═══ THE RECORDS ═══

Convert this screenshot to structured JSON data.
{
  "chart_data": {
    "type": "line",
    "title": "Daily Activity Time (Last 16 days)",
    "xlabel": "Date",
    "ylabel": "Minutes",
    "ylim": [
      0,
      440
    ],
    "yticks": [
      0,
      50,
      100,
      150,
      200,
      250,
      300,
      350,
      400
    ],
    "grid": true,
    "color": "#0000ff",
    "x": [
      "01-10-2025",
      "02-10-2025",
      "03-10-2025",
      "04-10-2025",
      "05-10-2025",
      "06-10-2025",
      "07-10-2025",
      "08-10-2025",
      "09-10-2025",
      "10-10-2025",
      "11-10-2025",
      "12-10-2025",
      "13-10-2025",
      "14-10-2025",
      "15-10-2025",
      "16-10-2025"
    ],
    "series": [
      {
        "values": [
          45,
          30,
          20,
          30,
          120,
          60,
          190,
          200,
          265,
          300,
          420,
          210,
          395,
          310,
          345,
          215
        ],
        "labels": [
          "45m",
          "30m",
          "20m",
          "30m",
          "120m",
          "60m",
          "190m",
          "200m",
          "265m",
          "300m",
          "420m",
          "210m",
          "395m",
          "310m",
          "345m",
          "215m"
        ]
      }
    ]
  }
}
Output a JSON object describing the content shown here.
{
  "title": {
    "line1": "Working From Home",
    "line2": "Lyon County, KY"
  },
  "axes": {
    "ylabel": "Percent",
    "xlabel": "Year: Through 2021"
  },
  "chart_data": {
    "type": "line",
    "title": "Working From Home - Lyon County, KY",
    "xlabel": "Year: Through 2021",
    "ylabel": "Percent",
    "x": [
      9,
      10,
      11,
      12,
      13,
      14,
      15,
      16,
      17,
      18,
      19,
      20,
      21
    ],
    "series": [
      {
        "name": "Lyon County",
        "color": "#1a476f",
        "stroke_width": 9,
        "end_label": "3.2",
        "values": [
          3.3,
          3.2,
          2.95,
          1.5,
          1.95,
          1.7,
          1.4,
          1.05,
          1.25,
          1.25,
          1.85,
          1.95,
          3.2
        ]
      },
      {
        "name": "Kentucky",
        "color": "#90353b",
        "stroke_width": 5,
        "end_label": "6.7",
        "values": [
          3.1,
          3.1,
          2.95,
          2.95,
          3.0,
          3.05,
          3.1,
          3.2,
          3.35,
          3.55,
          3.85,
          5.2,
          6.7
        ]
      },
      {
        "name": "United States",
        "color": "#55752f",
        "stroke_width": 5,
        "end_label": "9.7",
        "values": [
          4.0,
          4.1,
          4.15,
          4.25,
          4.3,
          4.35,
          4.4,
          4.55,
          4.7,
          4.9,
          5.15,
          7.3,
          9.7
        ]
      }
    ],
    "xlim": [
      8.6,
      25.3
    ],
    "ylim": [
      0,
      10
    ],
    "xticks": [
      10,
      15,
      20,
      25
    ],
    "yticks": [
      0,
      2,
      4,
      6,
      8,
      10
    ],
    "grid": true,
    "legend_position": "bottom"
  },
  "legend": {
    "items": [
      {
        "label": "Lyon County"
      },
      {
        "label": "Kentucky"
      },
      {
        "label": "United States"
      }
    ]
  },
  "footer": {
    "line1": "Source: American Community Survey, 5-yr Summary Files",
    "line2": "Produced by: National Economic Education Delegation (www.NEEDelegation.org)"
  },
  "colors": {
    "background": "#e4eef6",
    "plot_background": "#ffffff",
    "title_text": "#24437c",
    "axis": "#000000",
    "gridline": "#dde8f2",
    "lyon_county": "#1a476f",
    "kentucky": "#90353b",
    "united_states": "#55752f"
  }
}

═══

| EXERCISE GOAL |
Retype the whole listing above exactly.

| WRITTEN RESPONSE |
Convert this screenshot to structured JSON data.
{
  "chart_data": {
    "type": "line",
    "title": "Daily Activity Time (Last 16 days)",
    "xlabel": "Date",
    "ylabel": "Minutes",
    "ylim": [
      0,
      440
    ],
    "yticks": [
      0,
      50,
      100,
      150,
      200,
      250,
      300,
      350,
      400
    ],
    "grid": true,
    "color": "#0000ff",
    "x": [
      "01-10-2025",
      "02-10-2025",
      "03-10-2025",
      "04-10-2025",
      "05-10-2025",
      "06-10-2025",
      "07-10-2025",
      "08-10-2025",
      "09-10-2025",
      "10-10-2025",
      "11-10-2025",
      "12-10-2025",
      "13-10-2025",
      "14-10-2025",
      "15-10-2025",
      "16-10-2025"
    ],
    "series": [
      {
        "values": [
          45,
          30,
          20,
          30,
          120,
          60,
          190,
          200,
          265,
          300,
          420,
          210,
          395,
          310,
          345,
          215
        ],
        "labels": [
          "45m",
          "30m",
          "20m",
          "30m",
          "120m",
          "60m",
          "190m",
          "200m",
          "265m",
          "300m",
          "420m",
          "210m",
          "395m",
          "310m",
          "345m",
          "215m"
        ]
      }
    ]
  }
}
Output a JSON object describing the content shown here.
{
  "title": {
    "line1": "Working From Home",
    "line2": "Lyon County, KY"
  },
  "axes": {
    "ylabel": "Percent",
    "xlabel": "Year: Through 2021"
  },
  "chart_data": {
    "type": "line",
    "title": "Working From Home - Lyon County, KY",
    "xlabel": "Year: Through 2021",
    "ylabel": "Percent",
    "x": [
      9,
      10,
      11,
      12,
      13,
      14,
      15,
      16,
      17,
      18,
      19,
      20,
      21
    ],
    "series": [
      {
        "name": "Lyon County",
        "color": "#1a476f",
        "stroke_width": 9,
        "end_label": "3.2",
        "values": [
          3.3,
          3.2,
          2.95,
          1.5,
          1.95,
          1.7,
          1.4,
          1.05,
          1.25,
          1.25,
          1.85,
          1.95,
          3.2
        ]
      },
      {
        "name": "Kentucky",
        "color": "#90353b",
        "stroke_width": 5,
        "end_label": "6.7",
        "values": [
          3.1,
          3.1,
          2.95,
          2.95,
          3.0,
          3.05,
          3.1,
          3.2,
          3.35,
          3.55,
          3.85,
          5.2,
          6.7
        ]
      },
      {
        "name": "United States",
        "color": "#55752f",
        "stroke_width": 5,
        "end_label": "9.7",
        "values": [
          4.0,
          4.1,
          4.15,
          4.25,
          4.3,
          4.35,
          4.4,
          4.55,
          4.7,
          4.9,
          5.15,
          7.3,
          9.7
        ]
      }
    ],
    "xlim": [
      8.6,
      25.3
    ],
    "ylim": [
      0,
      10
    ],
    "xticks": [
      10,
      15,
      20,
      25
    ],
    "yticks": [
      0,
      2,
      4,
      6,
      8,
      10
    ],
    "grid": true,
    "legend_position": "bottom"
  },
  "legend": {
    "items": [
      {
        "label": "Lyon County"
      },
      {
        "label": "Kentucky"
      },
      {
        "label": "United States"
      }
    ]
  },
  "footer": {
    "line1": "Source: American Community Survey, 5-yr Summary Files",
    "line2": "Produced by: National Economic Education Delegation (www.NEEDelegation.org)"
  },
  "colors": {
    "background": "#e4eef6",
    "plot_background": "#ffffff",
    "title_text": "#24437c",
    "axis": "#000000",
    "gridline": "#dde8f2",
    "lyon_county": "#1a476f",
    "kentucky": "#90353b",
    "united_states": "#55752f"
  }
}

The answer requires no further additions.